EXTRAIT DE PAGE
Une lueur dans ta ville

Jour 28 – Laisser le vert se réinviter. Cette boîte aux lettres d’un vert vif, éclatant, tu passes devant presque tous les jours. Dès le début, tu avais su qu’elle en serait et puis, avoue-le, discrète comme elle est, tu l’avais un peu oubliée tout comme son propriétaire semble la délaisser car, bien remplie, elle est paraît sur le point de déborder. Mais enfin une journée de printemps et le soleil la met en évidence, peut-être pour tes yeux seulement, elle rayonne, une lueur dans ta ville.

Capitale verte

Jour 27 – Et pourtant s’il y avait une couleur à retenir non pour la ville en général mais pour celle-ci en particulier, ce devrait être le vert puisque sa couverture végétale de 37% la place dans le peloton de tête des capitales les plus vertes de l’Union européenne. Ce vert du végétal, tu le mentionnes  seulement au jour 27 de ce défi, alors que si une couleur émerge de la grisaille qui enveloppe la ville quand le soleil est aux abonnés absents, c’est bien celle-là. Tu sais pourtant que tu t’en émerveilles à chaque fois, rien que ton jardin et ceux du voisinage, la forêt au cœur de laquelle la ville a repoussé ses limites et que tu foules chaque dimanche ou presque. Tu sais aussi que le trajet que tu suis plusieurs fois par semaine vers le lieu de travail, que tu creuses comme un sillon, n’est pas le plus vert de tous.  Mais ne te cherches pas d’excuses, c’est sous la lampe qu’il fait le moins clair, etc. Le végétal dans la ville n’est tout simplement pas ce que tu vas regarder en premier.

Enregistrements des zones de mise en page
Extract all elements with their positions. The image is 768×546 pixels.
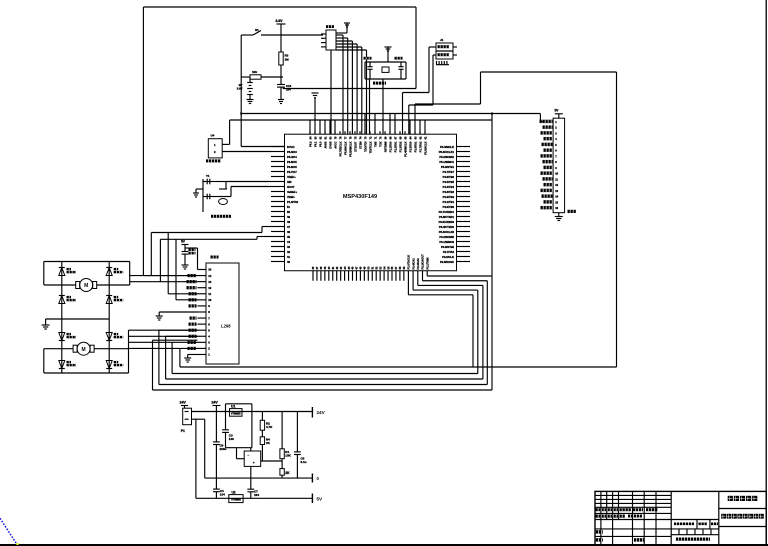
svg-text:P6.6/A6: P6.6/A6 [287,165,297,169]
svg-text:P1.6/TA1: P1.6/TA1 [413,141,417,152]
svg-text:P5.4/MCLK: P5.4/MCLK [440,145,454,149]
svg-text:P6.0: P6.0 [318,141,322,147]
svg-text:41: 41 [287,255,290,259]
svg-text:3.6V: 3.6V [237,86,243,90]
svg-text:P1: P1 [181,429,185,433]
svg-text:P3.7/URXD1: P3.7/URXD1 [439,210,455,214]
svg-text:P4.1/TB1: P4.1/TB1 [443,200,455,204]
svg-text:24V: 24V [180,401,187,405]
svg-text:XOUT: XOUT [287,185,295,189]
svg-text:XT2IN: XT2IN [358,141,362,148]
svg-text:42: 42 [287,250,290,254]
svg-text:P3.0/STE0: P3.0/STE0 [441,245,455,249]
svg-text:0.1u: 0.1u [301,460,307,464]
svg-text:47: 47 [287,225,290,229]
svg-text:M: M [82,347,86,353]
svg-text:11: 11 [208,292,211,296]
svg-text:P1.7/TA2: P1.7/TA2 [418,141,422,152]
svg-text:S1: S1 [255,28,259,32]
svg-text:TDO/TDI: TDO/TDI [363,141,367,152]
svg-text:RST/NMI: RST/NMI [383,141,387,152]
svg-text:P1.4/SMCLK: P1.4/SMCLK [403,141,407,156]
svg-text:48: 48 [287,220,290,224]
svg-text:P3.6/UTXD1: P3.6/UTXD1 [439,215,455,219]
svg-text:P1.0/TA0: P1.0/TA0 [287,200,299,204]
svg-text:XT2OUT: XT2OUT [353,141,357,152]
svg-text:P1.1/TA0: P1.1/TA0 [388,141,392,152]
svg-text:3.6V: 3.6V [276,19,284,23]
svg-text:P3.4/UTXD0: P3.4/UTXD0 [439,225,455,229]
svg-text:AVCC: AVCC [333,141,337,148]
svg-text:13: 13 [208,280,212,284]
svg-text:VREF-: VREF- [287,195,295,199]
svg-text:43: 43 [287,245,290,249]
svg-text:P2.6/CLK: P2.6/CLK [442,255,454,259]
svg-text:P4.6/TB6: P4.6/TB6 [443,175,455,179]
svg-text:51: 51 [287,205,290,209]
svg-text:P6.4/A4: P6.4/A4 [287,155,297,159]
svg-text:10K: 10K [285,454,291,458]
svg-text:P4.5/TB5: P4.5/TB5 [443,180,455,184]
svg-text:P6.7/A7: P6.7/A7 [287,170,297,174]
svg-text:P5.6/ACLK: P5.6/ACLK [343,141,347,154]
svg-text:P2.4/CA1: P2.4/CA1 [411,258,415,270]
svg-text:P4.4/TB4: P4.4/TB4 [443,185,455,189]
svg-text:VREF+: VREF+ [287,175,296,179]
svg-text:45: 45 [287,235,290,239]
svg-text:V78M05: V78M05 [231,498,241,502]
svg-text:P4.7/TB7: P4.7/TB7 [443,170,455,174]
svg-text:+: + [253,460,256,465]
svg-text:10: 10 [208,298,212,302]
svg-text:49: 49 [287,215,290,219]
svg-text:P3.1/SIMO0: P3.1/SIMO0 [439,240,454,244]
svg-text:U2: U2 [232,490,236,494]
svg-text:P5.3/UCLK1: P5.3/UCLK1 [439,150,455,154]
svg-text:XIN: XIN [287,180,292,184]
svg-text:P5.5/SMCLK: P5.5/SMCLK [348,141,352,156]
svg-text:J1: J1 [440,38,444,42]
svg-text:40: 40 [287,260,290,264]
svg-text:12: 12 [208,286,212,290]
svg-text:P2.1/TAIN: P2.1/TAIN [425,257,429,269]
svg-text:P2.7/TA0: P2.7/TA0 [443,250,455,254]
svg-text:V78M05: V78M05 [231,411,241,415]
svg-text:2K: 2K [285,471,290,475]
svg-text:50: 50 [287,210,290,214]
svg-text:P2.0/ACLK: P2.0/ACLK [423,141,427,154]
svg-text:DVCC: DVCC [287,145,295,149]
svg-text:4.7K: 4.7K [266,425,273,429]
svg-text:U4: U4 [211,134,215,138]
svg-text:AVSS: AVSS [323,141,327,148]
svg-text:P3.5/URXD0: P3.5/URXD0 [439,220,455,224]
svg-text:10k: 10k [252,70,257,74]
svg-text:DVSS: DVSS [328,141,332,148]
svg-text:P6.2: P6.2 [308,141,312,147]
svg-text:P4.0/TB0: P4.0/TB0 [443,205,455,209]
svg-text:Y1: Y1 [206,174,210,178]
svg-text:P1.0/TACLK: P1.0/TACLK [407,255,411,270]
svg-text:P5.2/SOMI1: P5.2/SOMI1 [439,155,454,159]
svg-text:P5.1/SIMO1: P5.1/SIMO1 [439,160,454,164]
svg-text:P1.5/TA0: P1.5/TA0 [408,141,412,152]
svg-text:5V: 5V [317,497,324,502]
svg-text:1M: 1M [285,58,290,62]
svg-text:P1.3/TA2: P1.3/TA2 [398,141,402,152]
svg-text:TMS: TMS [373,141,377,147]
svg-text:24V: 24V [317,410,326,415]
svg-text:100: 100 [229,437,234,441]
svg-text:P6.3/A3: P6.3/A3 [287,150,297,154]
svg-text:P1.2/TA1: P1.2/TA1 [393,141,397,152]
svg-text:U1: U1 [231,405,235,409]
svg-text:TDI/TCLK: TDI/TCLK [368,141,372,153]
svg-text:MSP430F149: MSP430F149 [343,194,377,200]
svg-text:24V: 24V [211,401,218,405]
svg-text:P2.5/ROSC: P2.5/ROSC [440,260,454,264]
svg-text:46: 46 [287,230,290,234]
svg-text:P4.2/TB2: P4.2/TB2 [443,195,455,199]
svg-text:L298: L298 [221,324,231,329]
svg-text:VeREF+: VeREF+ [287,190,298,194]
svg-text:P4.3/TB3: P4.3/TB3 [443,190,455,194]
svg-text:P3.2/SOMI0: P3.2/SOMI0 [439,235,454,239]
svg-text:P5.0/STE1: P5.0/STE1 [441,165,455,169]
svg-text:14: 14 [208,274,212,278]
svg-text:104: 104 [254,493,259,497]
svg-text:TCK: TCK [378,141,382,146]
svg-text:P2.3/CA0: P2.3/CA0 [416,258,420,270]
svg-text:44: 44 [287,240,290,244]
svg-text:104: 104 [220,493,225,497]
svg-text:P2.2/CAOUT: P2.2/CAOUT [421,254,425,270]
svg-text:−: − [247,452,250,457]
svg-text:15: 15 [208,268,212,272]
svg-text:P6.1: P6.1 [313,141,317,147]
svg-text:P5.7/TBCLK: P5.7/TBCLK [338,141,342,156]
svg-text:M: M [84,283,88,289]
svg-text:P6.5/A5: P6.5/A5 [287,160,297,164]
svg-text:P3.3/UCLK0: P3.3/UCLK0 [439,230,455,234]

CONSIGNES DE L'EXERCICE
[1] Recopiez le passage de l'extrait qui commence par les mots « Jour 28 – Laisser » et finit par « dans ta ville. », en remplaçant « printemps » par « été ».
[2] Dans les enregistrements, reproduisez sans aucun changement les lignes qui vont de celle contenant « svg-text:P6.6/A6: P6.6/A6 [287,165,297,169] » à celle contenant « svg-text:0.1u: 0.1u [301,460,307,464] », ces deux lignes incluses.
L'extrait et les enregistrements viennent de sources différentes.

RÉPONSES PAR CONSIGNE
[1]
Jour 28 – Laisser le vert se réinviter. Cette boîte aux lettres d’un vert vif, éclatant, tu passes devant presque tous les jours. Dès le début, tu avais su qu’elle en serait et puis, avoue-le, discrète comme elle est, tu l’avais un peu oubliée tout comme son propriétaire semble la délaisser car, bien remplie, elle est paraît sur le point de déborder. Mais enfin une journée de été et le soleil la met en évidence, peut-être pour tes yeux seulement, elle rayonne, une lueur dans ta ville.

[2]
svg-text:P6.6/A6: P6.6/A6 [287,165,297,169]
svg-text:P1.6/TA1: P1.6/TA1 [413,141,417,152]
svg-text:P5.4/MCLK: P5.4/MCLK [440,145,454,149]
svg-text:P6.0: P6.0 [318,141,322,147]
svg-text:41: 41 [287,255,290,259]
svg-text:3.6V: 3.6V [237,86,243,90]
svg-text:P1: P1 [181,429,185,433]
svg-text:P3.7/URXD1: P3.7/URXD1 [439,210,455,214]
svg-text:P4.1/TB1: P4.1/TB1 [443,200,455,204]
svg-text:24V: 24V [180,401,187,405]
svg-text:XOUT: XOUT [287,185,295,189]
svg-text:XT2IN: XT2IN [358,141,362,148]
svg-text:42: 42 [287,250,290,254]
svg-text:P3.0/STE0: P3.0/STE0 [441,245,455,249]
svg-text:0.1u: 0.1u [301,460,307,464]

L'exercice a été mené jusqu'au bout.